Copy every line of the records below where the word "color" occurs.

## Begin Material shown

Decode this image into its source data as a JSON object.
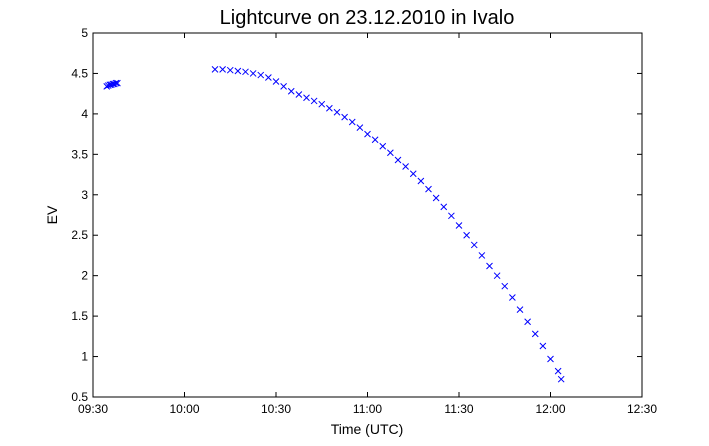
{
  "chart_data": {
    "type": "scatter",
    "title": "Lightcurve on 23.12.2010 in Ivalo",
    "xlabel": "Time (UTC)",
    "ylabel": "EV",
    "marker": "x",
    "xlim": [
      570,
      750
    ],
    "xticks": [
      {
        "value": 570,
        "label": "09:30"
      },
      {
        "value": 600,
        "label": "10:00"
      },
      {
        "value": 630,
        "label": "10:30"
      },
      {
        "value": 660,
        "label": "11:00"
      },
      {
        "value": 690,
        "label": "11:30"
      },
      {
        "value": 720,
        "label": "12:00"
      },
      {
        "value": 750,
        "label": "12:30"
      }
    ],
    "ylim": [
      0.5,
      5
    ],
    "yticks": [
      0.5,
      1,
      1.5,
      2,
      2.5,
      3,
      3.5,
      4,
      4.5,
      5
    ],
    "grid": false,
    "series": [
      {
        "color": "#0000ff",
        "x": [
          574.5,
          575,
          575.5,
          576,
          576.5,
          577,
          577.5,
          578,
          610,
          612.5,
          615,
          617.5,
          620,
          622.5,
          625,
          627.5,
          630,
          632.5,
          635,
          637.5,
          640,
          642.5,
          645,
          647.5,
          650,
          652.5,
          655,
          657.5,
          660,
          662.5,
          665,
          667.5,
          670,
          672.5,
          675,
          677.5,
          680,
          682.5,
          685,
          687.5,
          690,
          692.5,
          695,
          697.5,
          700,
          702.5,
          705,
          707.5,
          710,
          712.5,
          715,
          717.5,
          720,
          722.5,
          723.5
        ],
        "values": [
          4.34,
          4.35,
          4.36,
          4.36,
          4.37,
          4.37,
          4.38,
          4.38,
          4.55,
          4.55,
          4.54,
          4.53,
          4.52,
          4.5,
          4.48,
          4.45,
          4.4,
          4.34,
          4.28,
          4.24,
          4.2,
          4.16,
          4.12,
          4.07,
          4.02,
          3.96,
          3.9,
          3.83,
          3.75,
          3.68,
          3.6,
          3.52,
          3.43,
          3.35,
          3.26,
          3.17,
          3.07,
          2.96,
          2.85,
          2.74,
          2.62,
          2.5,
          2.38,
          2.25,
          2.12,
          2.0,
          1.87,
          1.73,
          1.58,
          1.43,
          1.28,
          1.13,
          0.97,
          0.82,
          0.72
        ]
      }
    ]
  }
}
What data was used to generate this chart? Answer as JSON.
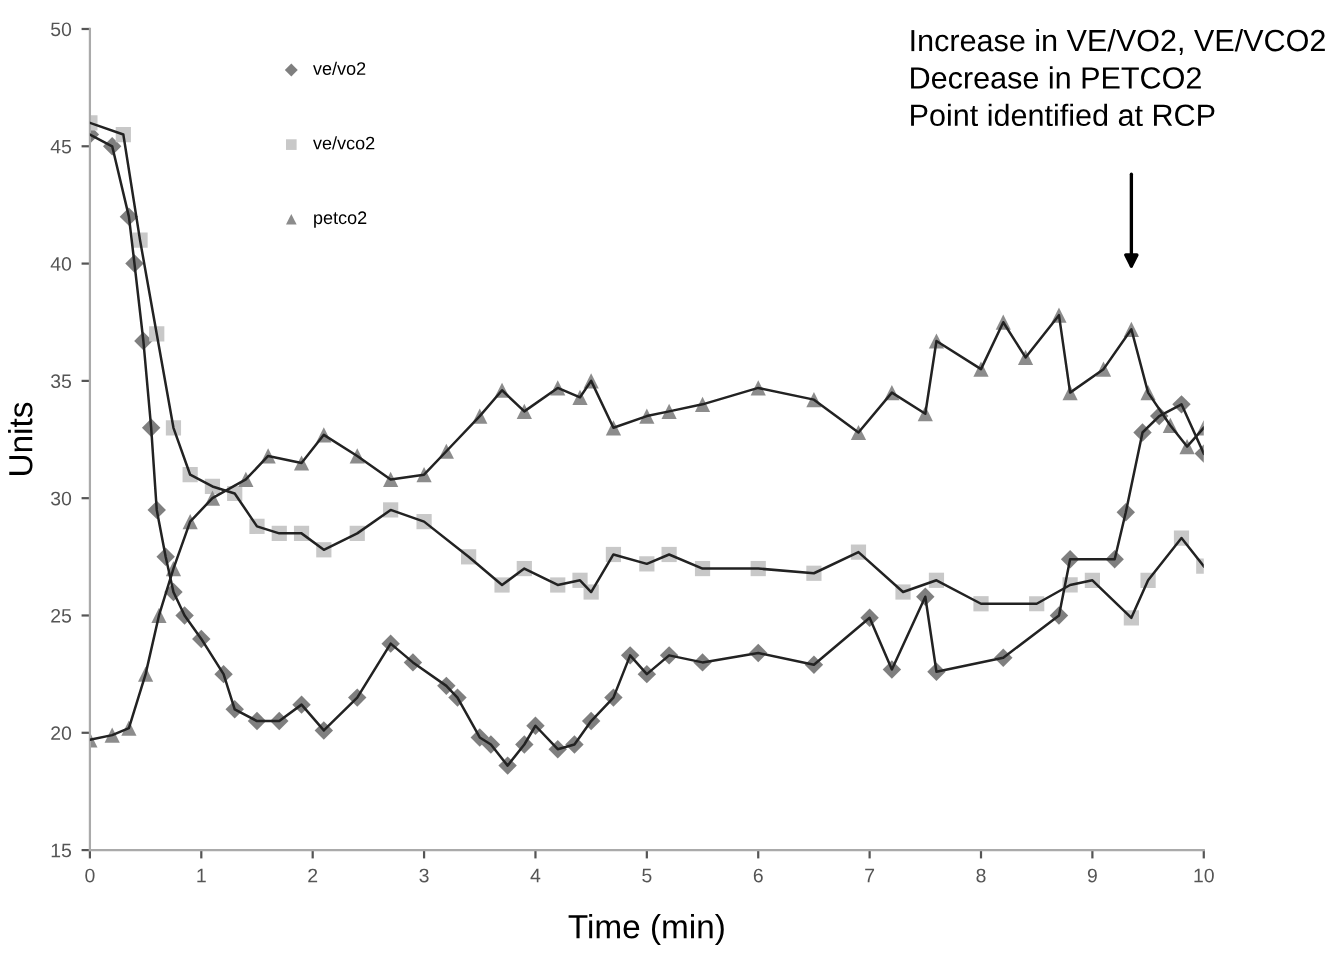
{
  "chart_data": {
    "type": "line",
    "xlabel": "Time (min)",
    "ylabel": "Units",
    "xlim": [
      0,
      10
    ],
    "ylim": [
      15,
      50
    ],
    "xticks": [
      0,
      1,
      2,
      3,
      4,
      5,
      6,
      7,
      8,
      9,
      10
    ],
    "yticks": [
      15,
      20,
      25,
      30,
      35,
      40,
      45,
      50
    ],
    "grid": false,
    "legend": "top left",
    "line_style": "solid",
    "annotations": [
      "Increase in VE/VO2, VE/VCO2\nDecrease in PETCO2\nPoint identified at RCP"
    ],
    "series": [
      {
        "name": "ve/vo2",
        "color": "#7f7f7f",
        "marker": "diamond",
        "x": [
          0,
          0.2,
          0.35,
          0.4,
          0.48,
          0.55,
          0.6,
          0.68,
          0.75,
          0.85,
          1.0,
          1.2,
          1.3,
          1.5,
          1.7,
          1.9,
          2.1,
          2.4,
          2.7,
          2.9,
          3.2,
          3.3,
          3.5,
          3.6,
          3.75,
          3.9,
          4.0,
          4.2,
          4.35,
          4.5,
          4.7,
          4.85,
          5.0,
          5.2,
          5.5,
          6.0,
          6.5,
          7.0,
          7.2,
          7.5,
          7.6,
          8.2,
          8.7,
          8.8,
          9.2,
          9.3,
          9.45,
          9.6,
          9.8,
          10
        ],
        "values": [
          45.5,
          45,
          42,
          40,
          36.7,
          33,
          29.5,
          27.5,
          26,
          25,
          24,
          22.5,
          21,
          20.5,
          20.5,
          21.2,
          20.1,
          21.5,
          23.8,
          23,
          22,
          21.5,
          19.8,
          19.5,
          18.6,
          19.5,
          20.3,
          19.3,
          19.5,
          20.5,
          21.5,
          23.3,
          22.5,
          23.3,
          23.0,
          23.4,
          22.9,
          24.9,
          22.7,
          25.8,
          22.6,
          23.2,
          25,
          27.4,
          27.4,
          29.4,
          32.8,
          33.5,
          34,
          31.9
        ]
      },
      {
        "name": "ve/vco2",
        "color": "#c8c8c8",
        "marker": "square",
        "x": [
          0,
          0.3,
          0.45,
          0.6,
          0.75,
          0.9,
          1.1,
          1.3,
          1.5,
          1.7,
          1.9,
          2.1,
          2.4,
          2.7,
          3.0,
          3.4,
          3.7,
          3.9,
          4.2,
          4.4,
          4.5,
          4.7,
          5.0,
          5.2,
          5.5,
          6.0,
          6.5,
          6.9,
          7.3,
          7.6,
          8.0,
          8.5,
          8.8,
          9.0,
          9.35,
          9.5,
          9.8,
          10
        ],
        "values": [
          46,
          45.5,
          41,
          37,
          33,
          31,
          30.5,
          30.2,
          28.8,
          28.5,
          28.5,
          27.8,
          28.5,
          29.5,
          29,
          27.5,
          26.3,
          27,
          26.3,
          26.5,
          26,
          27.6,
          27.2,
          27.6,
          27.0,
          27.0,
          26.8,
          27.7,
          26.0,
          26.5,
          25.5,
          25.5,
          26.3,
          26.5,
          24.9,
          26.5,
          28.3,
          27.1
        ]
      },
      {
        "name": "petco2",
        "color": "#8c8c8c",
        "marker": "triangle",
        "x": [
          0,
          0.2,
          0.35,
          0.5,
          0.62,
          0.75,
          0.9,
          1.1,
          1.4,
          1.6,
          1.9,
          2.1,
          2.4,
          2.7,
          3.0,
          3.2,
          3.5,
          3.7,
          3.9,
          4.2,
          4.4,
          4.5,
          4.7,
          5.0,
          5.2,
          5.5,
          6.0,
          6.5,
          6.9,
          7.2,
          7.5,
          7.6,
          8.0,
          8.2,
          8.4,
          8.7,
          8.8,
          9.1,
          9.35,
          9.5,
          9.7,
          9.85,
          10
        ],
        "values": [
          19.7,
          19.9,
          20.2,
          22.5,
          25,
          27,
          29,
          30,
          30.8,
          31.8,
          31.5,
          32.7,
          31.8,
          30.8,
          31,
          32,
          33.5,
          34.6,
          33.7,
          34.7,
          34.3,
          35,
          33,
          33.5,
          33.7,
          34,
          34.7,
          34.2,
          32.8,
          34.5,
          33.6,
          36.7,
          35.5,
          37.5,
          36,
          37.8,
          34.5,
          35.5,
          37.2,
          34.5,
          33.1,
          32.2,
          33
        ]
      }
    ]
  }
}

## End Material shown
## Begin Material shown

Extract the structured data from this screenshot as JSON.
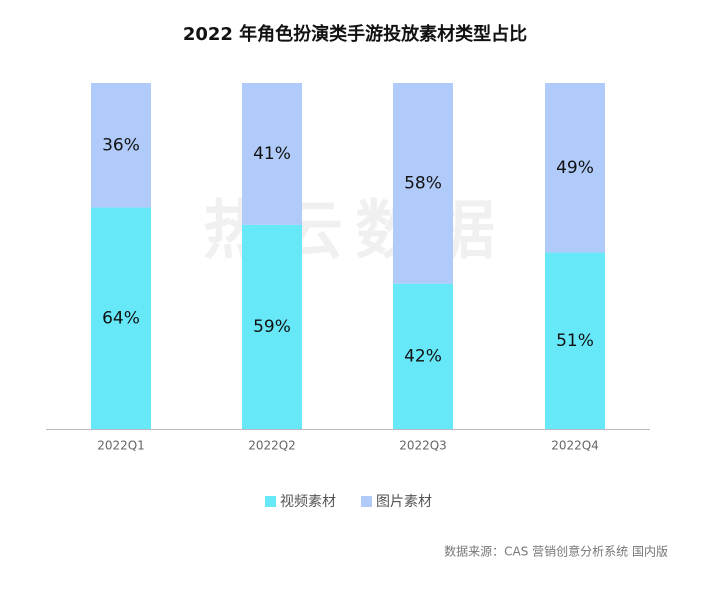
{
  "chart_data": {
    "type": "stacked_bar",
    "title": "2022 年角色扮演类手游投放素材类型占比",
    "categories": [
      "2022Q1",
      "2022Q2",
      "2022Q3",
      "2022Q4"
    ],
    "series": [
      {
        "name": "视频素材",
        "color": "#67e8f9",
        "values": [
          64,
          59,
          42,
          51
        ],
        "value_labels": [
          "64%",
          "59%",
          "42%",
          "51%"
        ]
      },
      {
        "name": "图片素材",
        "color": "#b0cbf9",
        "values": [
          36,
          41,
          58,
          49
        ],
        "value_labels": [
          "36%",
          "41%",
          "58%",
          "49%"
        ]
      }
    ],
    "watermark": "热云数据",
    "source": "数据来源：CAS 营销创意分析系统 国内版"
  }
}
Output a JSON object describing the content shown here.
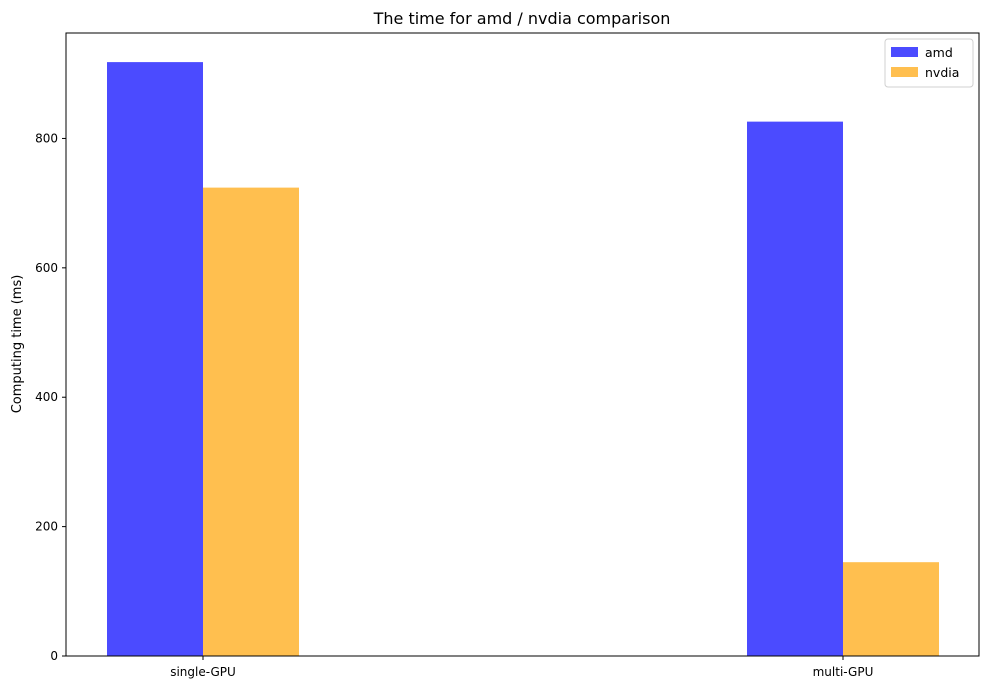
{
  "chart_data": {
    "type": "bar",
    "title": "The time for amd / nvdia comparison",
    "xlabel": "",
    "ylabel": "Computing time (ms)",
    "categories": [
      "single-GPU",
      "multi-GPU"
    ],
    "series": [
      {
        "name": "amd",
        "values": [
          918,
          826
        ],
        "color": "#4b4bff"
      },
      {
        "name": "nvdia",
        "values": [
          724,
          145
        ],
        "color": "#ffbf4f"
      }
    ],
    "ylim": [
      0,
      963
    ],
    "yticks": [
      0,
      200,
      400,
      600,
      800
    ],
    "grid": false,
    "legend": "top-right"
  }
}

## End Material shown

Solution to this task
        "color": "#0000ff",
        "color": "#7f7f7f",
        "color": "#c8c8c8",
        "color": "#8c8c8c",
        "color": "#67e8f9",
        "color": "#b0cbf9",
        "color": "#4b4bff"
        "color": "#ffbf4f"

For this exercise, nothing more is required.